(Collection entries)
— Start —
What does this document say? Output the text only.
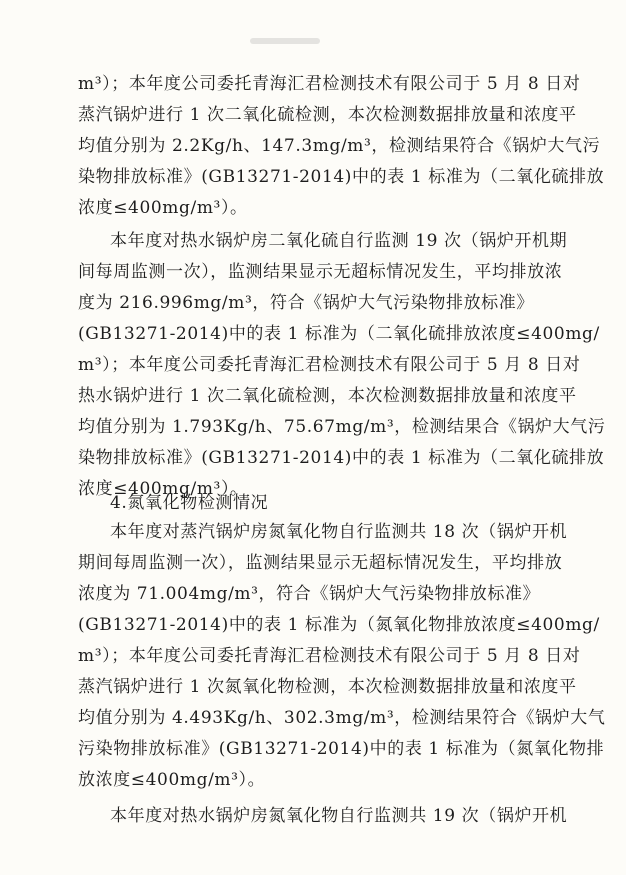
m³）；本年度公司委托青海汇君检测技术有限公司于 5 月 8 日对
蒸汽锅炉进行 1 次二氧化硫检测，本次检测数据排放量和浓度平
均值分别为 2.2Kg/h、147.3mg/m³，检测结果符合《锅炉大气污
染物排放标准》(GB13271-2014)中的表 1 标准为（二氧化硫排放
浓度≤400mg/m³）。
本年度对热水锅炉房二氧化硫自行监测 19 次（锅炉开机期
间每周监测一次），监测结果显示无超标情况发生，平均排放浓
度为 216.996mg/m³，符合《锅炉大气污染物排放标准》
(GB13271-2014)中的表 1 标准为（二氧化硫排放浓度≤400mg/
m³）；本年度公司委托青海汇君检测技术有限公司于 5 月 8 日对
热水锅炉进行 1 次二氧化硫检测，本次检测数据排放量和浓度平
均值分别为 1.793Kg/h、75.67mg/m³，检测结果合《锅炉大气污
染物排放标准》(GB13271-2014)中的表 1 标准为（二氧化硫排放
浓度≤400mg/m³）。
4.氮氧化物检测情况
本年度对蒸汽锅炉房氮氧化物自行监测共 18 次（锅炉开机
期间每周监测一次），监测结果显示无超标情况发生，平均排放
浓度为 71.004mg/m³，符合《锅炉大气污染物排放标准》
(GB13271-2014)中的表 1 标准为（氮氧化物排放浓度≤400mg/
m³）；本年度公司委托青海汇君检测技术有限公司于 5 月 8 日对
蒸汽锅炉进行 1 次氮氧化物检测，本次检测数据排放量和浓度平
均值分别为 4.493Kg/h、302.3mg/m³，检测结果符合《锅炉大气
污染物排放标准》(GB13271-2014)中的表 1 标准为（氮氧化物排
放浓度≤400mg/m³）。
本年度对热水锅炉房氮氧化物自行监测共 19 次（锅炉开机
— End —
| What to produce |
Your task is to return the entries above exactly, with no pictures.

| Task response |
What does this document say? Output the text only.
m³）；本年度公司委托青海汇君检测技术有限公司于 5 月 8 日对
蒸汽锅炉进行 1 次二氧化硫检测，本次检测数据排放量和浓度平
均值分别为 2.2Kg/h、147.3mg/m³，检测结果符合《锅炉大气污
染物排放标准》(GB13271-2014)中的表 1 标准为（二氧化硫排放
浓度≤400mg/m³）。
本年度对热水锅炉房二氧化硫自行监测 19 次（锅炉开机期
间每周监测一次），监测结果显示无超标情况发生，平均排放浓
度为 216.996mg/m³，符合《锅炉大气污染物排放标准》
(GB13271-2014)中的表 1 标准为（二氧化硫排放浓度≤400mg/
m³）；本年度公司委托青海汇君检测技术有限公司于 5 月 8 日对
热水锅炉进行 1 次二氧化硫检测，本次检测数据排放量和浓度平
均值分别为 1.793Kg/h、75.67mg/m³，检测结果合《锅炉大气污
染物排放标准》(GB13271-2014)中的表 1 标准为（二氧化硫排放
浓度≤400mg/m³）。
4.氮氧化物检测情况
本年度对蒸汽锅炉房氮氧化物自行监测共 18 次（锅炉开机
期间每周监测一次），监测结果显示无超标情况发生，平均排放
浓度为 71.004mg/m³，符合《锅炉大气污染物排放标准》
(GB13271-2014)中的表 1 标准为（氮氧化物排放浓度≤400mg/
m³）；本年度公司委托青海汇君检测技术有限公司于 5 月 8 日对
蒸汽锅炉进行 1 次氮氧化物检测，本次检测数据排放量和浓度平
均值分别为 4.493Kg/h、302.3mg/m³，检测结果符合《锅炉大气
污染物排放标准》(GB13271-2014)中的表 1 标准为（氮氧化物排
放浓度≤400mg/m³）。
本年度对热水锅炉房氮氧化物自行监测共 19 次（锅炉开机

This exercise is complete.